• [Data listing]

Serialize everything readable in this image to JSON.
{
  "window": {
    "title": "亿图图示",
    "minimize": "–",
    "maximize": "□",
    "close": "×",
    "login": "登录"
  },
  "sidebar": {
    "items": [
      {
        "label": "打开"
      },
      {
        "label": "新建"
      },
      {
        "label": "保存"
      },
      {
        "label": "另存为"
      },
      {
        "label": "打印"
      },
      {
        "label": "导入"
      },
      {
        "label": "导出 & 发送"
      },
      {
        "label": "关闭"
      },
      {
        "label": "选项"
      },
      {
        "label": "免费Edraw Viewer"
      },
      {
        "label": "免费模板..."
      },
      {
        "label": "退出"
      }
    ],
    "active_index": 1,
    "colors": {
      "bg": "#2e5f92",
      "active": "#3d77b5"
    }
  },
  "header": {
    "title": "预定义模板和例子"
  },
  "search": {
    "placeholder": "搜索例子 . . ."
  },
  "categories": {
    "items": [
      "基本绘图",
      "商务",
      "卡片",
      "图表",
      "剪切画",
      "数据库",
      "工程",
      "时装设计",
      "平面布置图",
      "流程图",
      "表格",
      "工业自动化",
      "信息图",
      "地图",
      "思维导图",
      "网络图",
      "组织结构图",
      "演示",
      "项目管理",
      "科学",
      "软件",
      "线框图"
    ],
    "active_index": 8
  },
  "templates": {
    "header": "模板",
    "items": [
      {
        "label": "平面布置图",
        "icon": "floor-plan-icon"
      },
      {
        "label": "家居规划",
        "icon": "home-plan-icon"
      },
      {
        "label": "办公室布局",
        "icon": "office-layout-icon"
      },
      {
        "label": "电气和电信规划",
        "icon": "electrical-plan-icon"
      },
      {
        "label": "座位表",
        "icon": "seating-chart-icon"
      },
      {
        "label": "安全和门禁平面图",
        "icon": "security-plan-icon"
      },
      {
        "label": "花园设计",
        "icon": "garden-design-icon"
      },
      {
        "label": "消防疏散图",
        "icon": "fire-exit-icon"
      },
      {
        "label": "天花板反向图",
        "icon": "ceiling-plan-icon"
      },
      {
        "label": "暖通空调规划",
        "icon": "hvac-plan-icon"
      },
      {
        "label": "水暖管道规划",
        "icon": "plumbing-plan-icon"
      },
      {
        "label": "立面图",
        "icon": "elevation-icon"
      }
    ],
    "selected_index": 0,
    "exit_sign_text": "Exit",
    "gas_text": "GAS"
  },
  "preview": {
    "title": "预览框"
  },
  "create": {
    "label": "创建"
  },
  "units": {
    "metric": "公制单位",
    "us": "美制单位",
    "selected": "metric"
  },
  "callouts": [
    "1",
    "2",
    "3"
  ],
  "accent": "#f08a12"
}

• [Request] Transcribe each entry exactly.

• [Task output]
Serialize everything readable in this image to JSON.
{
  "window": {
    "title": "亿图图示",
    "minimize": "–",
    "maximize": "□",
    "close": "×",
    "login": "登录"
  },
  "sidebar": {
    "items": [
      {
        "label": "打开"
      },
      {
        "label": "新建"
      },
      {
        "label": "保存"
      },
      {
        "label": "另存为"
      },
      {
        "label": "打印"
      },
      {
        "label": "导入"
      },
      {
        "label": "导出 & 发送"
      },
      {
        "label": "关闭"
      },
      {
        "label": "选项"
      },
      {
        "label": "免费Edraw Viewer"
      },
      {
        "label": "免费模板..."
      },
      {
        "label": "退出"
      }
    ],
    "active_index": 1,
    "colors": {
      "bg": "#2e5f92",
      "active": "#3d77b5"
    }
  },
  "header": {
    "title": "预定义模板和例子"
  },
  "search": {
    "placeholder": "搜索例子 . . ."
  },
  "categories": {
    "items": [
      "基本绘图",
      "商务",
      "卡片",
      "图表",
      "剪切画",
      "数据库",
      "工程",
      "时装设计",
      "平面布置图",
      "流程图",
      "表格",
      "工业自动化",
      "信息图",
      "地图",
      "思维导图",
      "网络图",
      "组织结构图",
      "演示",
      "项目管理",
      "科学",
      "软件",
      "线框图"
    ],
    "active_index": 8
  },
  "templates": {
    "header": "模板",
    "items": [
      {
        "label": "平面布置图",
        "icon": "floor-plan-icon"
      },
      {
        "label": "家居规划",
        "icon": "home-plan-icon"
      },
      {
        "label": "办公室布局",
        "icon": "office-layout-icon"
      },
      {
        "label": "电气和电信规划",
        "icon": "electrical-plan-icon"
      },
      {
        "label": "座位表",
        "icon": "seating-chart-icon"
      },
      {
        "label": "安全和门禁平面图",
        "icon": "security-plan-icon"
      },
      {
        "label": "花园设计",
        "icon": "garden-design-icon"
      },
      {
        "label": "消防疏散图",
        "icon": "fire-exit-icon"
      },
      {
        "label": "天花板反向图",
        "icon": "ceiling-plan-icon"
      },
      {
        "label": "暖通空调规划",
        "icon": "hvac-plan-icon"
      },
      {
        "label": "水暖管道规划",
        "icon": "plumbing-plan-icon"
      },
      {
        "label": "立面图",
        "icon": "elevation-icon"
      }
    ],
    "selected_index": 0,
    "exit_sign_text": "Exit",
    "gas_text": "GAS"
  },
  "preview": {
    "title": "预览框"
  },
  "create": {
    "label": "创建"
  },
  "units": {
    "metric": "公制单位",
    "us": "美制单位",
    "selected": "metric"
  },
  "callouts": [
    "1",
    "2",
    "3"
  ],
  "accent": "#f08a12"
}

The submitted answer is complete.